*JOB*: Extract each line where the string "quantile" shows up.

[START OF INPUT]

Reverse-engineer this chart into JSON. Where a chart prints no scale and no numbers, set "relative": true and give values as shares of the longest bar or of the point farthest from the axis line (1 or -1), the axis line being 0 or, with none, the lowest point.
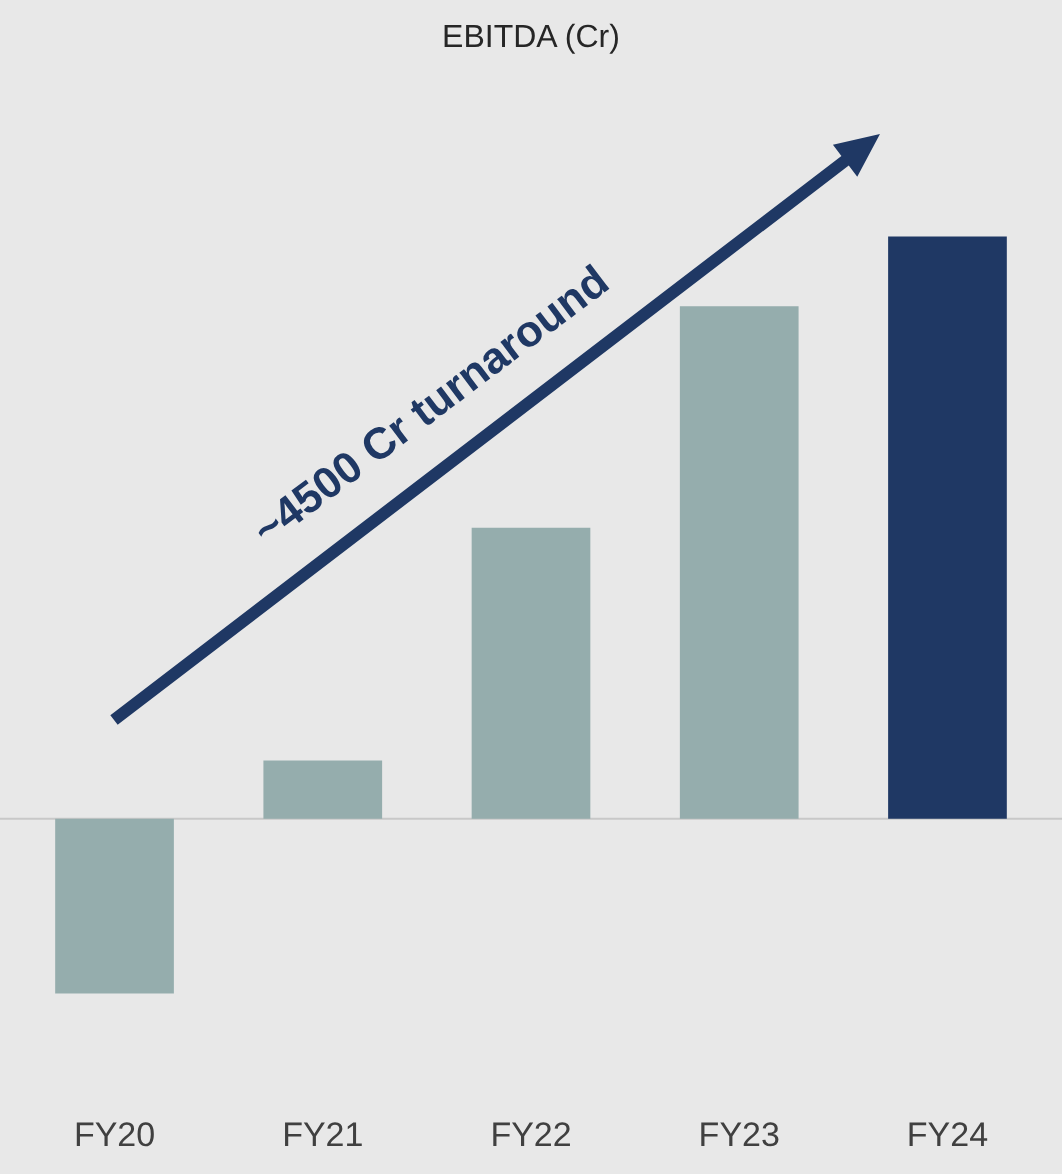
{
  "chart_data": {
    "type": "bar",
    "title": "EBITDA (Cr)",
    "relative": true,
    "categories": [
      "FY20",
      "FY21",
      "FY22",
      "FY23",
      "FY24"
    ],
    "values": [
      -0.3,
      0.1,
      0.5,
      0.88,
      1
    ],
    "colors": [
      "#95adad",
      "#95adad",
      "#95adad",
      "#95adad",
      "#1f3864"
    ],
    "annotations": [
      "~4500 Cr turnaround"
    ]
  }
}
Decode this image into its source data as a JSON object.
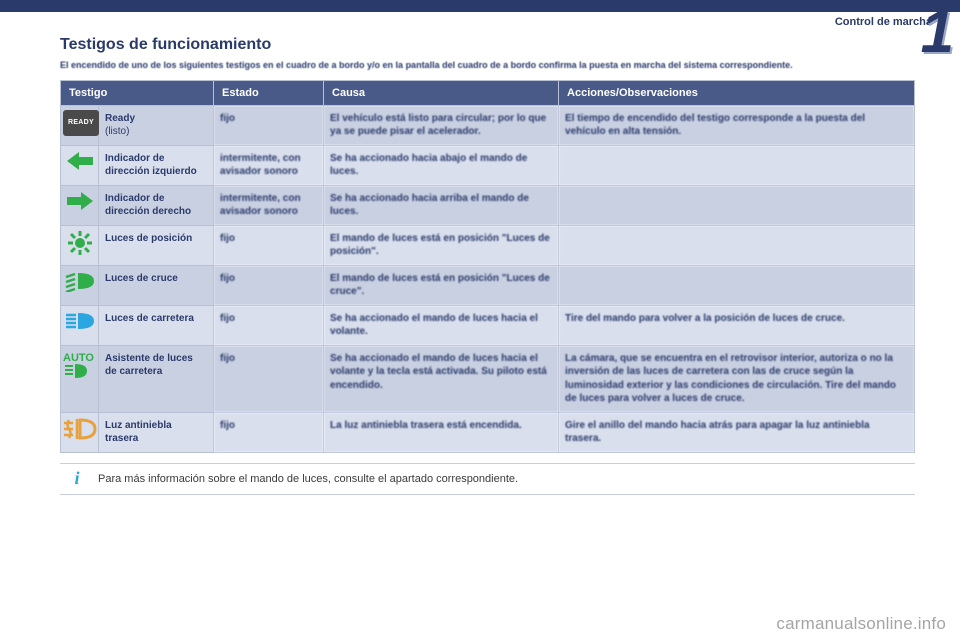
{
  "breadcrumb": "Control de marcha",
  "title": "Testigos de funcionamiento",
  "intro": "El encendido de uno de los siguientes testigos en el cuadro de a bordo y/o en la pantalla del cuadro de a bordo confirma la puesta en marcha del sistema correspondiente.",
  "columns": {
    "testigo": "Testigo",
    "estado": "Estado",
    "causa": "Causa",
    "acciones": "Acciones/Observaciones"
  },
  "rows": [
    {
      "icon": "ready",
      "icon_label": "READY",
      "name": "Ready",
      "name_sub": "(listo)",
      "estado": "fijo",
      "causa": "El vehículo está listo para circular; por lo que ya se puede pisar el acelerador.",
      "acciones": "El tiempo de encendido del testigo corresponde a la puesta del vehículo en alta tensión."
    },
    {
      "icon": "arrow-left",
      "name": "Indicador de dirección izquierdo",
      "estado": "intermitente, con avisador sonoro",
      "causa": "Se ha accionado hacia abajo el mando de luces.",
      "acciones": ""
    },
    {
      "icon": "arrow-right",
      "name": "Indicador de dirección derecho",
      "estado": "intermitente, con avisador sonoro",
      "causa": "Se ha accionado hacia arriba el mando de luces.",
      "acciones": ""
    },
    {
      "icon": "position-lights",
      "name": "Luces de posición",
      "estado": "fijo",
      "causa": "El mando de luces está en posición \"Luces de posición\".",
      "acciones": ""
    },
    {
      "icon": "low-beam",
      "name": "Luces de cruce",
      "estado": "fijo",
      "causa": "El mando de luces está en posición \"Luces de cruce\".",
      "acciones": ""
    },
    {
      "icon": "high-beam",
      "name": "Luces de carretera",
      "estado": "fijo",
      "causa": "Se ha accionado el mando de luces hacia el volante.",
      "acciones": "Tire del mando para volver a la posición de luces de cruce."
    },
    {
      "icon": "auto-high",
      "name": "Asistente de luces de carretera",
      "estado": "fijo",
      "causa": "Se ha accionado el mando de luces hacia el volante y la tecla está activada. Su piloto está encendido.",
      "acciones": "La cámara, que se encuentra en el retrovisor interior, autoriza o no la inversión de las luces de carretera con las de cruce según la luminosidad exterior y las condiciones de circulación. Tire del mando de luces para volver a luces de cruce."
    },
    {
      "icon": "rear-fog",
      "name": "Luz antiniebla trasera",
      "estado": "fijo",
      "causa": "La luz antiniebla trasera está encendida.",
      "acciones": "Gire el anillo del mando hacia atrás para apagar la luz antiniebla trasera."
    }
  ],
  "footer": "Para más información sobre el mando de luces, consulte el apartado correspondiente.",
  "watermark": "carmanualsonline.info",
  "colors": {
    "brand": "#2a3a6a",
    "header_bg": "#4a5a88",
    "row_a": "#c9d0e2",
    "row_b": "#d9dfed",
    "green": "#2fae4a",
    "blue": "#2aa7e0",
    "amber": "#e9a13c"
  }
}
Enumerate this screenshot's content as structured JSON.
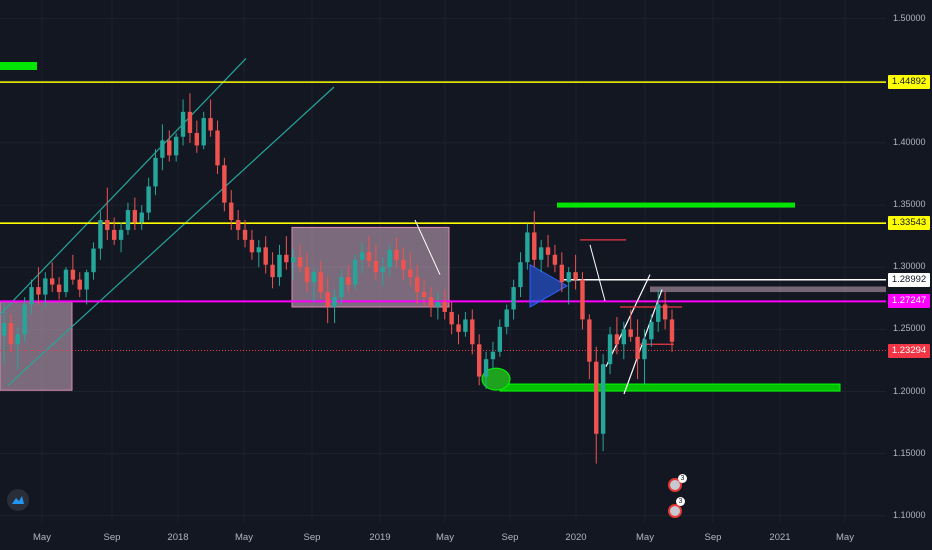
{
  "chart_data": {
    "type": "candlestick",
    "ylim": [
      1.095,
      1.515
    ],
    "y_ticks": [
      "1.50000",
      "1.45000",
      "1.40000",
      "1.35000",
      "1.30000",
      "1.25000",
      "1.20000",
      "1.15000",
      "1.10000"
    ],
    "x_ticks": [
      "May",
      "Sep",
      "2018",
      "May",
      "Sep",
      "2019",
      "May",
      "Sep",
      "2020",
      "May",
      "Sep",
      "2021",
      "May"
    ],
    "candles": [
      [
        1.245,
        1.272,
        1.222,
        1.255
      ],
      [
        1.255,
        1.262,
        1.232,
        1.238
      ],
      [
        1.238,
        1.252,
        1.218,
        1.246
      ],
      [
        1.246,
        1.276,
        1.24,
        1.27
      ],
      [
        1.27,
        1.29,
        1.262,
        1.284
      ],
      [
        1.284,
        1.3,
        1.27,
        1.278
      ],
      [
        1.278,
        1.296,
        1.268,
        1.291
      ],
      [
        1.291,
        1.304,
        1.28,
        1.286
      ],
      [
        1.286,
        1.292,
        1.274,
        1.28
      ],
      [
        1.28,
        1.3,
        1.276,
        1.298
      ],
      [
        1.298,
        1.31,
        1.286,
        1.29
      ],
      [
        1.29,
        1.296,
        1.276,
        1.282
      ],
      [
        1.282,
        1.298,
        1.27,
        1.296
      ],
      [
        1.296,
        1.32,
        1.29,
        1.315
      ],
      [
        1.315,
        1.345,
        1.306,
        1.338
      ],
      [
        1.338,
        1.364,
        1.322,
        1.33
      ],
      [
        1.33,
        1.34,
        1.318,
        1.322
      ],
      [
        1.322,
        1.336,
        1.312,
        1.33
      ],
      [
        1.33,
        1.352,
        1.326,
        1.346
      ],
      [
        1.346,
        1.356,
        1.33,
        1.336
      ],
      [
        1.336,
        1.35,
        1.33,
        1.344
      ],
      [
        1.344,
        1.372,
        1.338,
        1.365
      ],
      [
        1.365,
        1.395,
        1.358,
        1.388
      ],
      [
        1.388,
        1.415,
        1.378,
        1.402
      ],
      [
        1.402,
        1.41,
        1.385,
        1.39
      ],
      [
        1.39,
        1.408,
        1.385,
        1.405
      ],
      [
        1.405,
        1.435,
        1.398,
        1.425
      ],
      [
        1.425,
        1.44,
        1.4,
        1.408
      ],
      [
        1.408,
        1.418,
        1.392,
        1.398
      ],
      [
        1.398,
        1.425,
        1.395,
        1.42
      ],
      [
        1.42,
        1.435,
        1.405,
        1.41
      ],
      [
        1.41,
        1.418,
        1.375,
        1.382
      ],
      [
        1.382,
        1.388,
        1.345,
        1.352
      ],
      [
        1.352,
        1.362,
        1.33,
        1.338
      ],
      [
        1.338,
        1.346,
        1.322,
        1.33
      ],
      [
        1.33,
        1.338,
        1.316,
        1.322
      ],
      [
        1.322,
        1.33,
        1.306,
        1.312
      ],
      [
        1.312,
        1.322,
        1.3,
        1.316
      ],
      [
        1.316,
        1.325,
        1.295,
        1.302
      ],
      [
        1.302,
        1.312,
        1.283,
        1.292
      ],
      [
        1.292,
        1.318,
        1.285,
        1.31
      ],
      [
        1.31,
        1.325,
        1.298,
        1.304
      ],
      [
        1.304,
        1.315,
        1.29,
        1.308
      ],
      [
        1.308,
        1.318,
        1.296,
        1.3
      ],
      [
        1.3,
        1.312,
        1.28,
        1.288
      ],
      [
        1.288,
        1.3,
        1.272,
        1.296
      ],
      [
        1.296,
        1.305,
        1.275,
        1.28
      ],
      [
        1.28,
        1.292,
        1.255,
        1.268
      ],
      [
        1.268,
        1.282,
        1.255,
        1.276
      ],
      [
        1.276,
        1.298,
        1.27,
        1.292
      ],
      [
        1.292,
        1.302,
        1.28,
        1.286
      ],
      [
        1.286,
        1.31,
        1.282,
        1.306
      ],
      [
        1.306,
        1.32,
        1.295,
        1.312
      ],
      [
        1.312,
        1.325,
        1.3,
        1.305
      ],
      [
        1.305,
        1.318,
        1.29,
        1.296
      ],
      [
        1.296,
        1.308,
        1.285,
        1.3
      ],
      [
        1.3,
        1.318,
        1.292,
        1.314
      ],
      [
        1.314,
        1.324,
        1.3,
        1.306
      ],
      [
        1.306,
        1.316,
        1.29,
        1.298
      ],
      [
        1.298,
        1.312,
        1.285,
        1.292
      ],
      [
        1.292,
        1.302,
        1.27,
        1.28
      ],
      [
        1.28,
        1.29,
        1.268,
        1.276
      ],
      [
        1.276,
        1.284,
        1.26,
        1.268
      ],
      [
        1.268,
        1.28,
        1.258,
        1.272
      ],
      [
        1.272,
        1.282,
        1.258,
        1.264
      ],
      [
        1.264,
        1.272,
        1.246,
        1.254
      ],
      [
        1.254,
        1.262,
        1.238,
        1.248
      ],
      [
        1.248,
        1.264,
        1.244,
        1.258
      ],
      [
        1.258,
        1.266,
        1.23,
        1.238
      ],
      [
        1.238,
        1.246,
        1.205,
        1.212
      ],
      [
        1.212,
        1.232,
        1.202,
        1.226
      ],
      [
        1.226,
        1.24,
        1.218,
        1.232
      ],
      [
        1.232,
        1.258,
        1.228,
        1.252
      ],
      [
        1.252,
        1.27,
        1.246,
        1.266
      ],
      [
        1.266,
        1.29,
        1.258,
        1.284
      ],
      [
        1.284,
        1.312,
        1.276,
        1.304
      ],
      [
        1.304,
        1.335,
        1.298,
        1.328
      ],
      [
        1.328,
        1.345,
        1.3,
        1.306
      ],
      [
        1.306,
        1.322,
        1.296,
        1.316
      ],
      [
        1.316,
        1.326,
        1.3,
        1.31
      ],
      [
        1.31,
        1.318,
        1.296,
        1.302
      ],
      [
        1.302,
        1.312,
        1.28,
        1.288
      ],
      [
        1.288,
        1.3,
        1.27,
        1.296
      ],
      [
        1.296,
        1.31,
        1.282,
        1.29
      ],
      [
        1.29,
        1.296,
        1.25,
        1.258
      ],
      [
        1.258,
        1.262,
        1.21,
        1.224
      ],
      [
        1.224,
        1.236,
        1.142,
        1.166
      ],
      [
        1.166,
        1.23,
        1.152,
        1.222
      ],
      [
        1.222,
        1.252,
        1.214,
        1.246
      ],
      [
        1.246,
        1.26,
        1.23,
        1.238
      ],
      [
        1.238,
        1.256,
        1.226,
        1.25
      ],
      [
        1.25,
        1.266,
        1.24,
        1.244
      ],
      [
        1.244,
        1.258,
        1.21,
        1.226
      ],
      [
        1.226,
        1.25,
        1.205,
        1.242
      ],
      [
        1.242,
        1.262,
        1.236,
        1.256
      ],
      [
        1.256,
        1.282,
        1.248,
        1.27
      ],
      [
        1.27,
        1.28,
        1.25,
        1.258
      ],
      [
        1.258,
        1.266,
        1.232,
        1.24
      ]
    ],
    "levels": [
      {
        "price": 1.44892,
        "label": "1.44892",
        "color": "#ffff00",
        "tag_bg": "#ffff00",
        "tag_fg": "#131722"
      },
      {
        "price": 1.33543,
        "label": "1.33543",
        "color": "#ffff00",
        "tag_bg": "#ffff00",
        "tag_fg": "#131722"
      },
      {
        "price": 1.28992,
        "label": "1.28992",
        "color": "#ffffff",
        "tag_bg": "#ffffff",
        "tag_fg": "#131722"
      },
      {
        "price": 1.27247,
        "label": "1.27247",
        "color": "#ff00ff",
        "tag_bg": "#ff00ff",
        "tag_fg": "#ffffff"
      },
      {
        "price": 1.23294,
        "label": "1.23294",
        "color": "#f23645",
        "tag_bg": "#f23645",
        "tag_fg": "#ffffff"
      }
    ],
    "event_counts": [
      "3",
      "3"
    ],
    "colors": {
      "up": "#26a69a",
      "down": "#ef5350",
      "background": "#131722",
      "grid": "#1e222d"
    }
  }
}
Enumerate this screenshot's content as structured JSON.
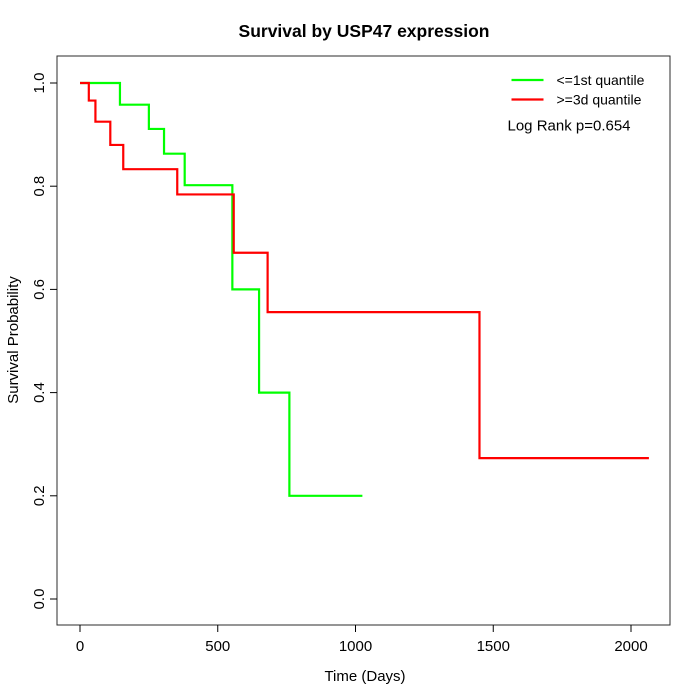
{
  "title": "Survival by USP47 expression",
  "x_axis": {
    "label": "Time (Days)",
    "tick_labels": [
      "0",
      "500",
      "1000",
      "1500",
      "2000"
    ],
    "tick_values": [
      0,
      500,
      1000,
      1500,
      2000
    ]
  },
  "y_axis": {
    "label": "Survival Probability",
    "tick_labels": [
      "0.0",
      "0.2",
      "0.4",
      "0.6",
      "0.8",
      "1.0"
    ],
    "tick_values": [
      0,
      0.2,
      0.4,
      0.6,
      0.8,
      1
    ]
  },
  "legend": {
    "entries": [
      {
        "label": "<=1st quantile",
        "color": "#00ff00"
      },
      {
        "label": ">=3d quantile",
        "color": "#ff0000"
      }
    ]
  },
  "annotation": {
    "log_rank": "Log Rank p=0.654"
  },
  "colors": {
    "group_low": "#00ff00",
    "group_high": "#ff0000",
    "text": "#000000",
    "background": "#ffffff"
  },
  "chart_data": {
    "type": "line",
    "subtype": "kaplan-meier-step",
    "title": "Survival by USP47 expression",
    "xlabel": "Time (Days)",
    "ylabel": "Survival Probability",
    "xlim": [
      0,
      2100
    ],
    "ylim": [
      0,
      1
    ],
    "x_ticks": [
      0,
      500,
      1000,
      1500,
      2000
    ],
    "y_ticks": [
      0,
      0.2,
      0.4,
      0.6,
      0.8,
      1.0
    ],
    "grid": false,
    "legend_position": "top-right",
    "annotations": [
      "Log Rank p=0.654"
    ],
    "series": [
      {
        "name": "<=1st quantile",
        "color": "#00ff00",
        "steps": [
          [
            0,
            1.0
          ],
          [
            145,
            0.958
          ],
          [
            250,
            0.911
          ],
          [
            305,
            0.863
          ],
          [
            380,
            0.802
          ],
          [
            553,
            0.6
          ],
          [
            650,
            0.4
          ],
          [
            760,
            0.2
          ]
        ],
        "end_time": 1025
      },
      {
        "name": ">=3d quantile",
        "color": "#ff0000",
        "steps": [
          [
            0,
            1.0
          ],
          [
            32,
            0.966
          ],
          [
            56,
            0.925
          ],
          [
            110,
            0.88
          ],
          [
            157,
            0.833
          ],
          [
            353,
            0.784
          ],
          [
            558,
            0.671
          ],
          [
            681,
            0.556
          ],
          [
            1450,
            0.273
          ]
        ],
        "end_time": 2065
      }
    ]
  }
}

[END OF INPUT]

*WRITTEN SOLUTION*:
        "label": "<=1st quantile",
        "label": ">=3d quantile",
        "name": "<=1st quantile",
        "name": ">=3d quantile",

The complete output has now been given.